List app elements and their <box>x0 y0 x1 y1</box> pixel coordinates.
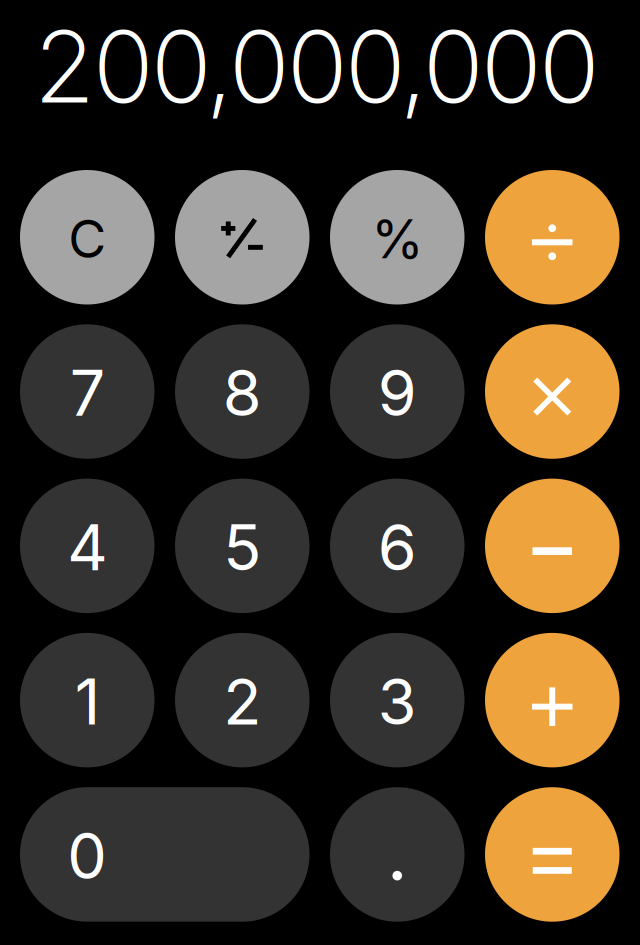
staticText: 9 <box>378 355 417 431</box>
button[interactable]: Equals <box>485 787 620 922</box>
button[interactable]: Plus minus <box>175 170 310 304</box>
button[interactable]: 9 <box>330 324 464 459</box>
staticText: 7 <box>70 355 105 431</box>
button[interactable]: 8 <box>175 324 310 459</box>
staticText: % <box>371 206 423 271</box>
staticText: 6 <box>378 509 417 585</box>
staticText: 3 <box>378 664 417 740</box>
button[interactable]: 4 <box>20 479 154 613</box>
button[interactable]: % <box>330 170 464 304</box>
button[interactable]: 6 <box>330 479 464 613</box>
button[interactable]: Add <box>485 633 620 767</box>
button[interactable]: 0 <box>20 787 310 922</box>
staticText: 1 <box>75 664 100 740</box>
button[interactable]: 3 <box>330 633 464 767</box>
staticText: C <box>68 207 106 270</box>
staticText: 200,000,000 <box>35 6 598 126</box>
button[interactable]: Divide <box>485 170 620 304</box>
button[interactable]: Multiply <box>485 324 620 459</box>
button[interactable]: 1 <box>20 633 154 767</box>
staticText: 0 <box>67 818 107 894</box>
button[interactable]: 2 <box>175 633 310 767</box>
button[interactable]: C <box>20 170 154 304</box>
button[interactable]: Subtract <box>485 479 620 613</box>
button[interactable]: Decimal point <box>330 787 464 922</box>
staticText: 4 <box>67 509 107 585</box>
staticText: 5 <box>223 509 261 585</box>
button[interactable]: 5 <box>175 479 310 613</box>
staticText: 2 <box>223 664 261 740</box>
button[interactable]: 7 <box>20 324 154 459</box>
staticText: 8 <box>223 355 262 431</box>
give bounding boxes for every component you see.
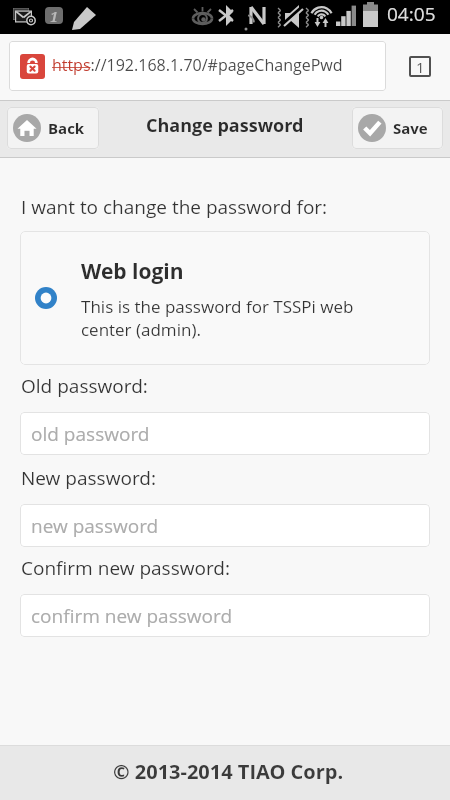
- button[interactable]: Back: [7, 107, 99, 149]
- staticText: Old password:: [21, 373, 148, 399]
- button[interactable]: Save: [352, 107, 443, 149]
- button[interactable]: confirm new password: [20, 594, 430, 637]
- staticText: confirm new password: [31, 603, 233, 629]
- staticText: 1: [50, 7, 58, 24]
- staticText: Web login: [81, 257, 184, 286]
- staticText: New password:: [21, 465, 156, 491]
- staticText: Back: [48, 118, 85, 138]
- staticText: 04:05: [387, 1, 436, 27]
- staticText: old password: [31, 421, 150, 447]
- staticText: © 2013-2014 TIAO Corp.: [113, 758, 344, 785]
- staticText: Save: [393, 118, 428, 138]
- staticText: I want to change the password for:: [21, 194, 328, 220]
- staticText: Change password: [146, 113, 304, 138]
- staticText: 1: [416, 57, 425, 77]
- button[interactable]: Web login: [20, 231, 430, 365]
- staticText: new password: [31, 513, 159, 539]
- staticText: This is the password for TSSPi web cente…: [81, 295, 361, 341]
- button[interactable]: https://192.168.1.70/#pageChangePwd: [9, 41, 386, 91]
- button[interactable]: Tabs: [409, 56, 431, 77]
- staticText: https://192.168.1.70/#pageChangePwd: [52, 54, 343, 76]
- button[interactable]: new password: [20, 504, 430, 547]
- staticText: Confirm new password:: [21, 555, 231, 581]
- button[interactable]: old password: [20, 412, 430, 455]
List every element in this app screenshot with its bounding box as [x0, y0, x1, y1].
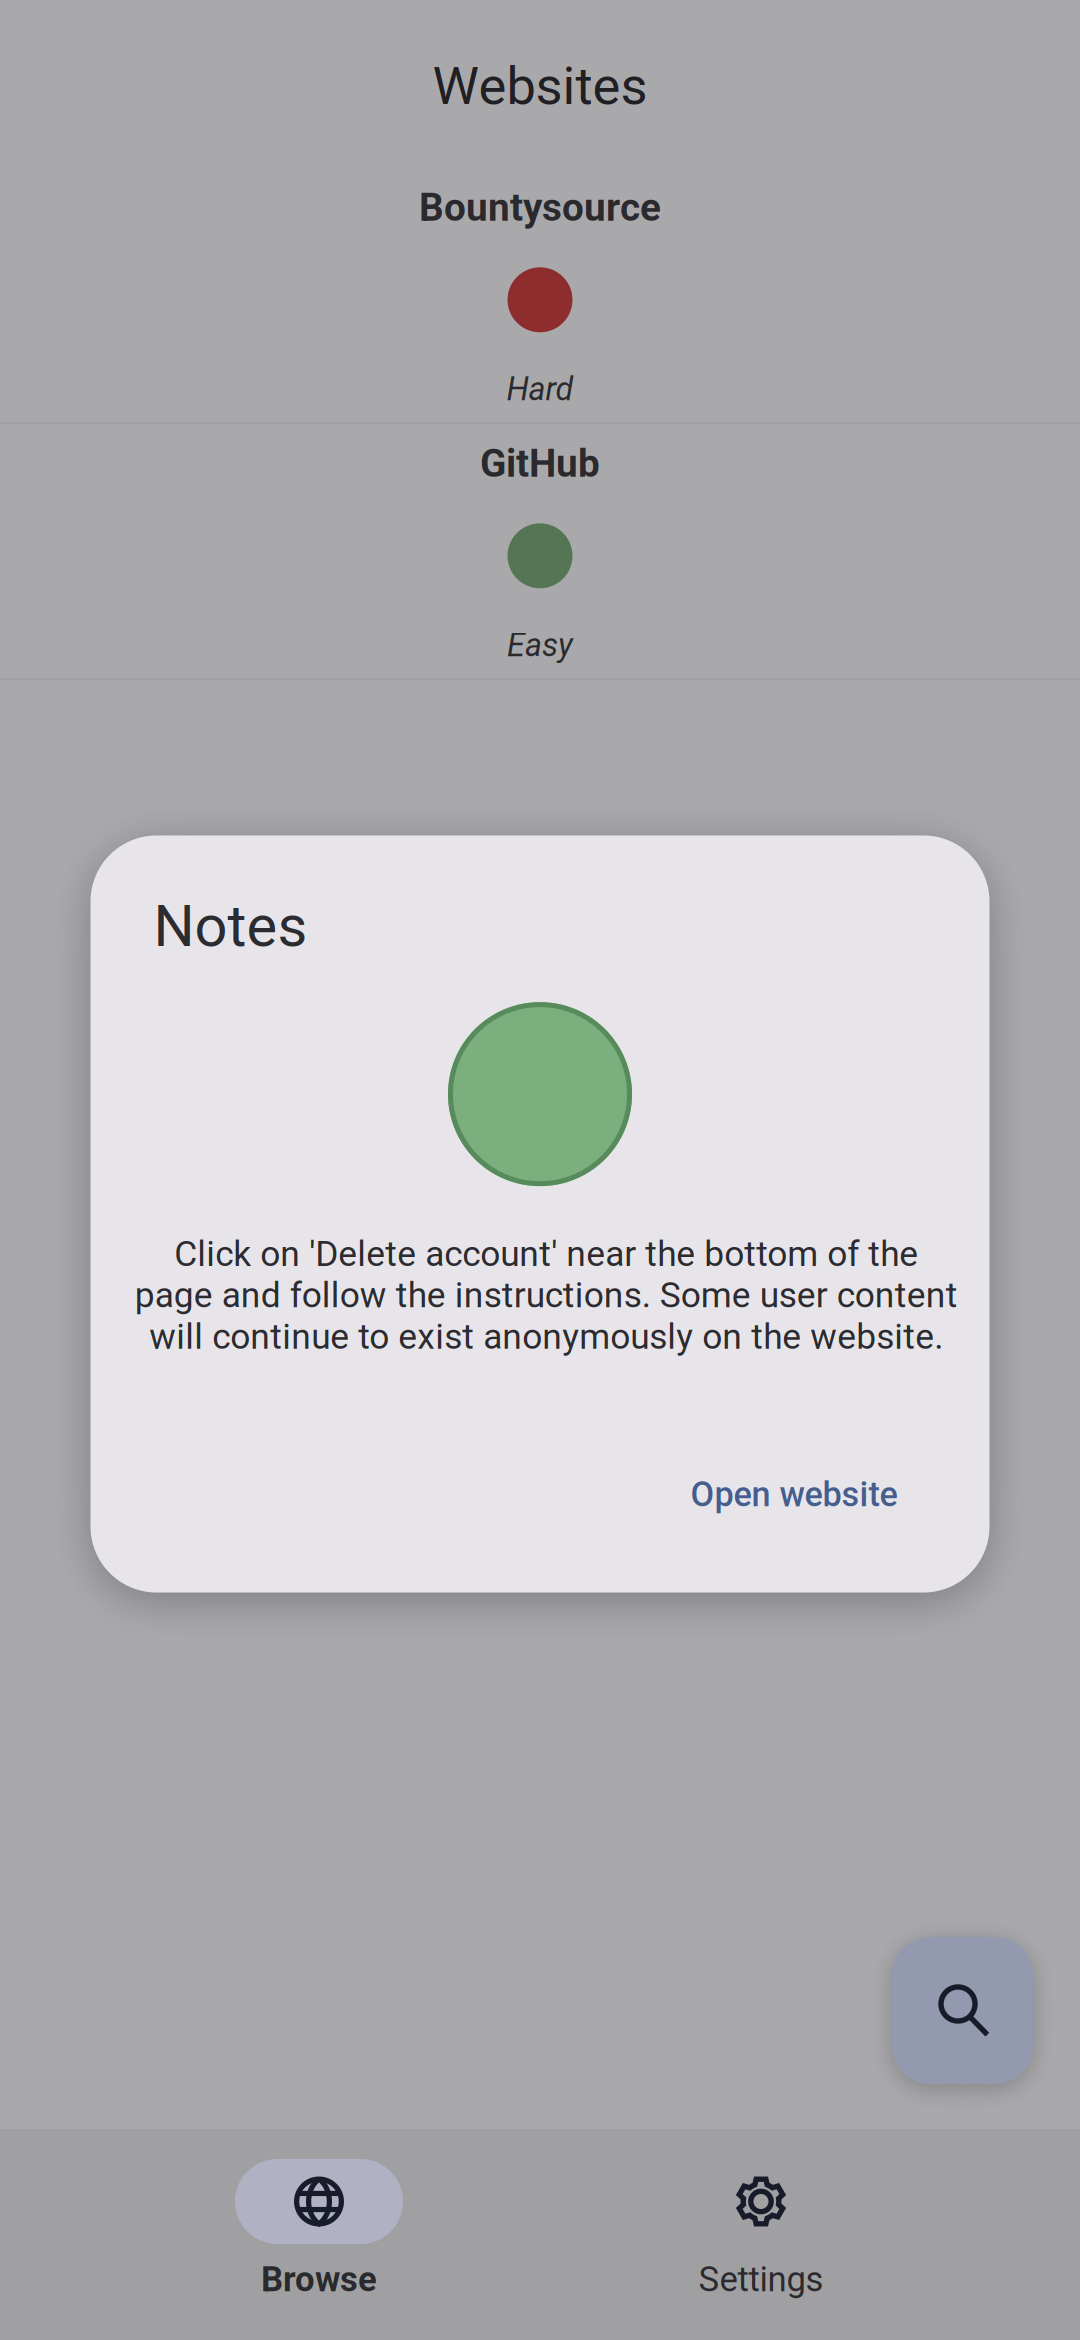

→ Set problem
Rewrite everything from the line containing "- button[interactable]: Back: [7, 107, 99, 149]" down to the line containing "- staticText: old password: [31, 421, 150, 447]", renaming "Back" to "Return" and keeping all else the same.

→ Response for this exercise
- button[interactable]: Return: [7, 107, 99, 149]
- staticText: Old password:: [21, 373, 148, 399]
- button[interactable]: Save: [352, 107, 443, 149]
- button[interactable]: confirm new password: [20, 594, 430, 637]
- staticText: confirm new password: [31, 603, 233, 629]
- staticText: 1: [50, 7, 58, 24]
- staticText: Web login: [81, 257, 184, 286]
- staticText: New password:: [21, 465, 156, 491]
- staticText: Return: [48, 118, 85, 138]
- staticText: 04:05: [387, 1, 436, 27]
- staticText: old password: [31, 421, 150, 447]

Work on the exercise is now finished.